PROVIDED RECORDS:
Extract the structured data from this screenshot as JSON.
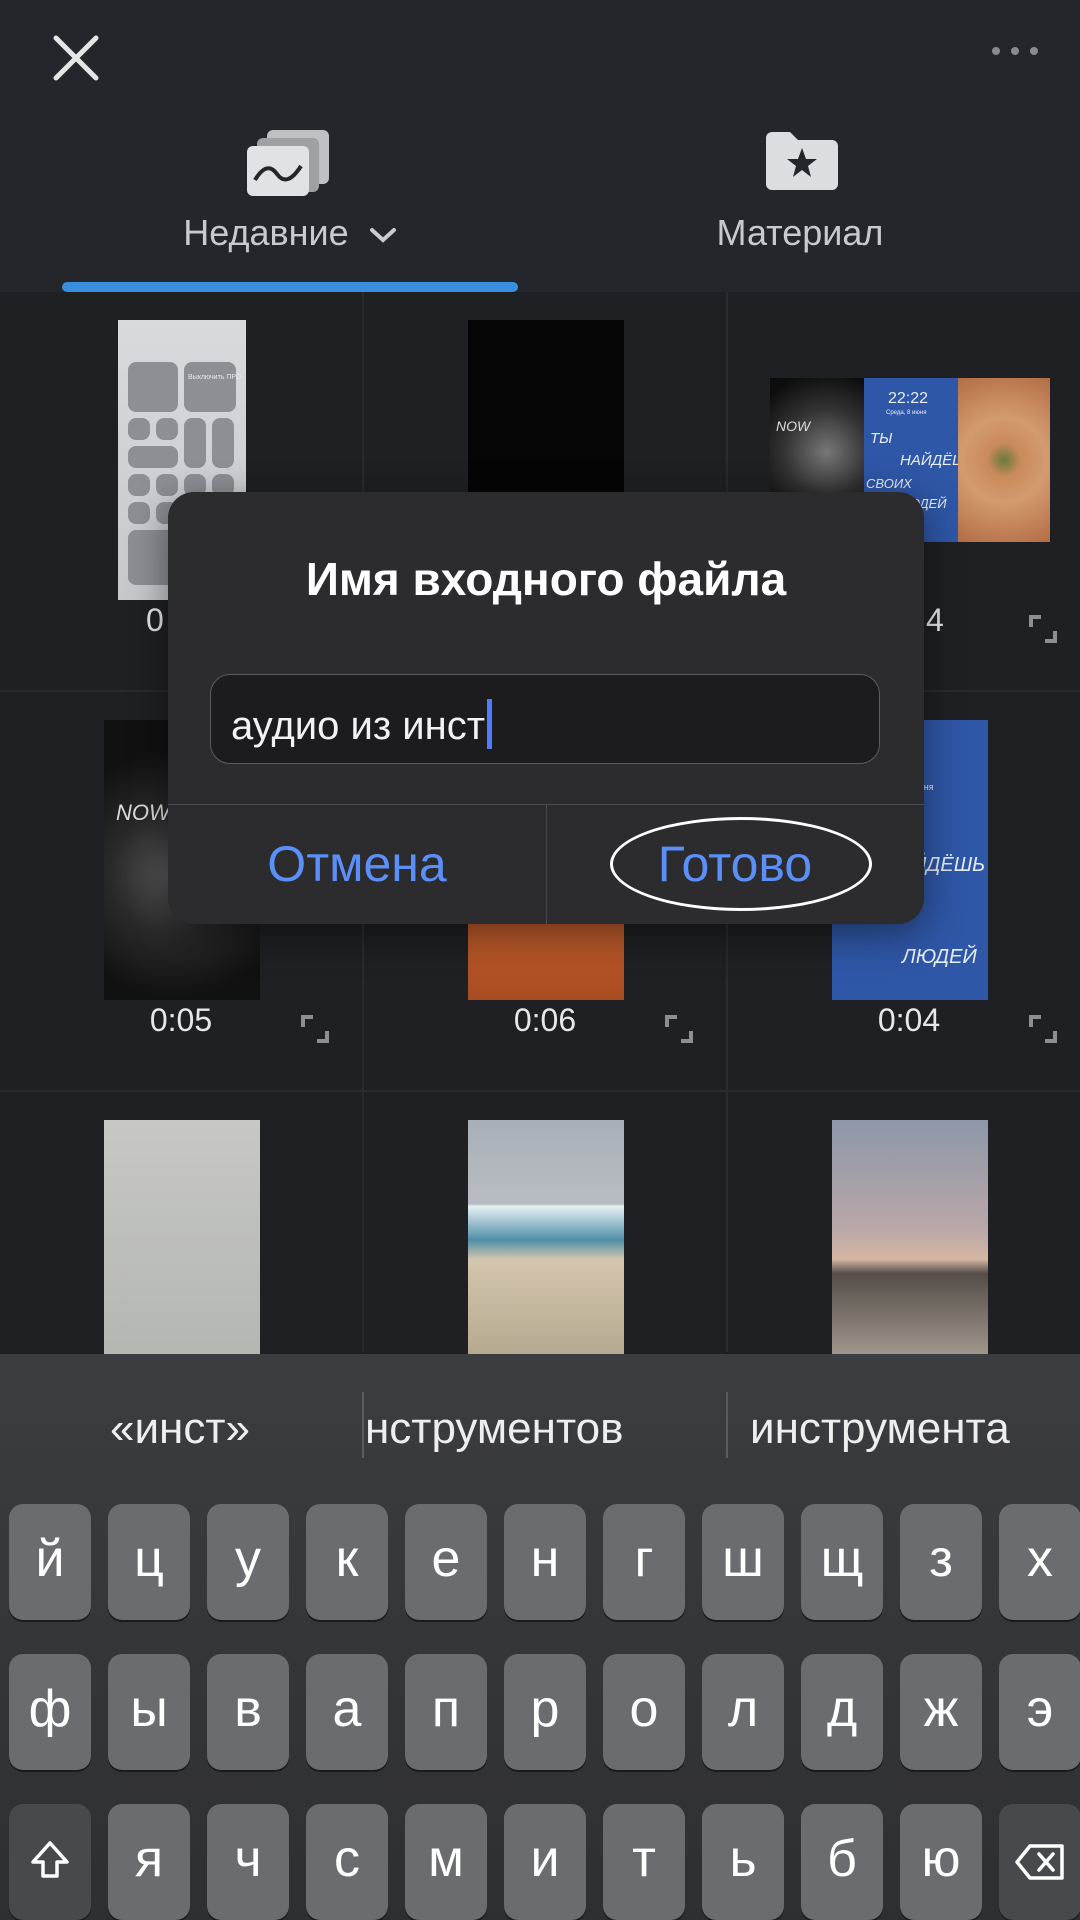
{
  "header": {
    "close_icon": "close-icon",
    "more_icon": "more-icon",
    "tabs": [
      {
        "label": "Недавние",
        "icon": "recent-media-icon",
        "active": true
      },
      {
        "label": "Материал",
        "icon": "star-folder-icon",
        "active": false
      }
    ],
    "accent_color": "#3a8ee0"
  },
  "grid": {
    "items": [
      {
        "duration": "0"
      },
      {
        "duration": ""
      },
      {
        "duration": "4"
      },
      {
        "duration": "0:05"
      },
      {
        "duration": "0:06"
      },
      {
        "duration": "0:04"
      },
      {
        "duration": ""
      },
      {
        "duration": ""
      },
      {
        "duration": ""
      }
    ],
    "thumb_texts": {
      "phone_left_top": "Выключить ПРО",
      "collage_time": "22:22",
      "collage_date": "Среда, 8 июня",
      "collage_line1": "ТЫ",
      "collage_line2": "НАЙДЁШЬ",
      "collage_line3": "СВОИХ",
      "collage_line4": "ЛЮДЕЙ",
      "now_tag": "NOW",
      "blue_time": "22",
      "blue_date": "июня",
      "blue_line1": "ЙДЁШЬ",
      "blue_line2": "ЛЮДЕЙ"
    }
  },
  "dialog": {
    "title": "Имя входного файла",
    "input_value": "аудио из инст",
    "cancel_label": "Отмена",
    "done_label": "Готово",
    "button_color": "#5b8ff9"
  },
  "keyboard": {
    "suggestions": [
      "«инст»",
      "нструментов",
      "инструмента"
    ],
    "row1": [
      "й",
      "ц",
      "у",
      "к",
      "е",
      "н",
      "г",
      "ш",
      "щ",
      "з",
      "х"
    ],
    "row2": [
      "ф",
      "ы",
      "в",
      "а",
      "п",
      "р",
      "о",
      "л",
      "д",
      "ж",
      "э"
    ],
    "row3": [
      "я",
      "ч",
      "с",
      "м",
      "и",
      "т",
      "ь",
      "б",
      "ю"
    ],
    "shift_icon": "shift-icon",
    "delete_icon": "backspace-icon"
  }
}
* * *
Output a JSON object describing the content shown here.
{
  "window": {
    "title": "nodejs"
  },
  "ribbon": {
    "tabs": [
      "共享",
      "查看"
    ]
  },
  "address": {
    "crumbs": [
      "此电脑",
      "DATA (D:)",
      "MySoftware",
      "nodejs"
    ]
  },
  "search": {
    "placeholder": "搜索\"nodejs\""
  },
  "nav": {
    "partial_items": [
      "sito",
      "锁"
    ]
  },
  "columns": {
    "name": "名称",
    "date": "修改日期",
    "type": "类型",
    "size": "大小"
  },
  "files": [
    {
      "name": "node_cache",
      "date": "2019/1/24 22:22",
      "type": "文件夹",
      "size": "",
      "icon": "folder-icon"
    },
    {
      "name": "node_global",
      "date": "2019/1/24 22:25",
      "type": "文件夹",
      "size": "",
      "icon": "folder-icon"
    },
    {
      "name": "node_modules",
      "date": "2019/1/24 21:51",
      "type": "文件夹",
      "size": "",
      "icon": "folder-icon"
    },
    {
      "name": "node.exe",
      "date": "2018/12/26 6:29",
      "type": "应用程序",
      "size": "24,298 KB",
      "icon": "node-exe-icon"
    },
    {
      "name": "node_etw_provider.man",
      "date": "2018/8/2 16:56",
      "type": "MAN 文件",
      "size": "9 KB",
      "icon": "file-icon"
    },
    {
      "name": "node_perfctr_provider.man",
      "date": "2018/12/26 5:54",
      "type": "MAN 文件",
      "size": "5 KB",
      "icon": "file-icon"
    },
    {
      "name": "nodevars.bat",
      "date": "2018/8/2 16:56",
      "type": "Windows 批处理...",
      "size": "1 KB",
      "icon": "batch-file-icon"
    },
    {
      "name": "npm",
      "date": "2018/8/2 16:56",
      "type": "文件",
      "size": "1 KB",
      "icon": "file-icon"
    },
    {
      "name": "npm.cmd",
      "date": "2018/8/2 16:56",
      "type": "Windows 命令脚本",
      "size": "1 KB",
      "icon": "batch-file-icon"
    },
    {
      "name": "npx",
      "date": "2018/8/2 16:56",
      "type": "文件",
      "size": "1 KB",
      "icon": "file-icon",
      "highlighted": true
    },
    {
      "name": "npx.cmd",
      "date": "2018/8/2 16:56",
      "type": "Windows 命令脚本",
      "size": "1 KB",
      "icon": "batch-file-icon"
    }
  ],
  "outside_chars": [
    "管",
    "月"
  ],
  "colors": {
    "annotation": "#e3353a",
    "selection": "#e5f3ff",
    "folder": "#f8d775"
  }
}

EXERCISE TASK: Provide only the number of lines in the records containing the string "ЛЮДЕЙ".

EXERCISE OUTPUT: 2